## WRITTEN REQUEST
Work out how many lines of the material below mention the word "brand"; reply with the number only.

## EXTRACTED RECORDS
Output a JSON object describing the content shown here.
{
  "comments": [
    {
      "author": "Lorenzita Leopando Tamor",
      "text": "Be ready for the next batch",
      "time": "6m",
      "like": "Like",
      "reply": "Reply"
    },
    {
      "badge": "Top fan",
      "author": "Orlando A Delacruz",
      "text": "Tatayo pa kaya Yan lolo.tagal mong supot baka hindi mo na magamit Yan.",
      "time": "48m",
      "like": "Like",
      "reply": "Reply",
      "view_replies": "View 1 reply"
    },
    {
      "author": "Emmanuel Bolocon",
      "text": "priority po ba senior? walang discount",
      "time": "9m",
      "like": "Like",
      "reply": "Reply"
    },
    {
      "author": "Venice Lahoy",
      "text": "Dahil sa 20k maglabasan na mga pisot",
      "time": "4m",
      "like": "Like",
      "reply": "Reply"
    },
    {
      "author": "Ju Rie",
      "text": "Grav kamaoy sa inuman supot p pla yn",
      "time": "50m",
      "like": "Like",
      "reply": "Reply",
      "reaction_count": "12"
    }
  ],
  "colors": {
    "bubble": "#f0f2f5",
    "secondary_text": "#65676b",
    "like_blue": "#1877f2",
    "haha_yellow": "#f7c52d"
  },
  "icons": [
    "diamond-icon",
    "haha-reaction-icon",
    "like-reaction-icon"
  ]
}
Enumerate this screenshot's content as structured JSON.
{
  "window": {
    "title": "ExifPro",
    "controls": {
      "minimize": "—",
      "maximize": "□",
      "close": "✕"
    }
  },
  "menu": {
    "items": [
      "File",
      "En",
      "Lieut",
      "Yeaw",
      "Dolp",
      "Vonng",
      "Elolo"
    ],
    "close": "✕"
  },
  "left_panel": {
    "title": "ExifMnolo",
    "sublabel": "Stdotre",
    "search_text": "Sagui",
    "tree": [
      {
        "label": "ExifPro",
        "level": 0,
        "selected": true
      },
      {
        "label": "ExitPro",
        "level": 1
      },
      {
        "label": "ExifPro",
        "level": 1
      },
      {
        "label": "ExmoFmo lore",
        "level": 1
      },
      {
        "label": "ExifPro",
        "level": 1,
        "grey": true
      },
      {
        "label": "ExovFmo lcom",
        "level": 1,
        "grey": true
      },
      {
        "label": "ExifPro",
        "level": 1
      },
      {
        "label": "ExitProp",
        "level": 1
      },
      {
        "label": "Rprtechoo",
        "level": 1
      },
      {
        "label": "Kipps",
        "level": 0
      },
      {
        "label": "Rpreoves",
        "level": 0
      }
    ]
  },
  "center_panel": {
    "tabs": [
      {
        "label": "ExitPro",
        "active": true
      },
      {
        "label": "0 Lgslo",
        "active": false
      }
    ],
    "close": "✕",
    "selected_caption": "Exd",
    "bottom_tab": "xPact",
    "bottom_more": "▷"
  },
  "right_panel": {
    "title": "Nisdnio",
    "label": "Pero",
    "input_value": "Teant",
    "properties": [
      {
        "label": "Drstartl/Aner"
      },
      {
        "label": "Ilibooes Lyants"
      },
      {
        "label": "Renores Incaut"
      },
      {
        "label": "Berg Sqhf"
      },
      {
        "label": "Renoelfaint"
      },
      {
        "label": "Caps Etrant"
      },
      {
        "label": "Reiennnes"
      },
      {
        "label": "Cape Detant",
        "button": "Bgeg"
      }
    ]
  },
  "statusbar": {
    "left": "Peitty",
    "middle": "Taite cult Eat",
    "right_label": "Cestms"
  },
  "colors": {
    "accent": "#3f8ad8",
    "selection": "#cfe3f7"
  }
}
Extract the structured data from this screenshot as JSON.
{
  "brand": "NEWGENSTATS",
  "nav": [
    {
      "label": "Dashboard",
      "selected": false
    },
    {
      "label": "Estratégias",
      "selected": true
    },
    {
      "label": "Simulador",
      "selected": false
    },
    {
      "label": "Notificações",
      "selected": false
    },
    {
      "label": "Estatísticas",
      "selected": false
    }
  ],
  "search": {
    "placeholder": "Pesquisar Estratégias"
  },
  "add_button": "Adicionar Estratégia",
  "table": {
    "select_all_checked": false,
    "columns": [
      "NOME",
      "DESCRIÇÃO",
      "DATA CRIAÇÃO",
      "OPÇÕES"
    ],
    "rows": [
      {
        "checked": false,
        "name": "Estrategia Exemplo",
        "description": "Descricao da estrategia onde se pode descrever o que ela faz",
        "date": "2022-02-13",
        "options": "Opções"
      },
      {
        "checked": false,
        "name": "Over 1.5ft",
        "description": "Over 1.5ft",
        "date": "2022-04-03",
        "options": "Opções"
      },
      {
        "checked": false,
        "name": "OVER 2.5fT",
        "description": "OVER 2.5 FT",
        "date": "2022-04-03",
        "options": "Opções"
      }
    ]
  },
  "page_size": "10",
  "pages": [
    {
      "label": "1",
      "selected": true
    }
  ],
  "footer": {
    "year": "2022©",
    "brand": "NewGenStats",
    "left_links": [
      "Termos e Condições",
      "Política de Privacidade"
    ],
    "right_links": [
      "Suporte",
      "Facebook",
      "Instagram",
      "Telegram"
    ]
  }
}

## WRITTEN SOLUTION
2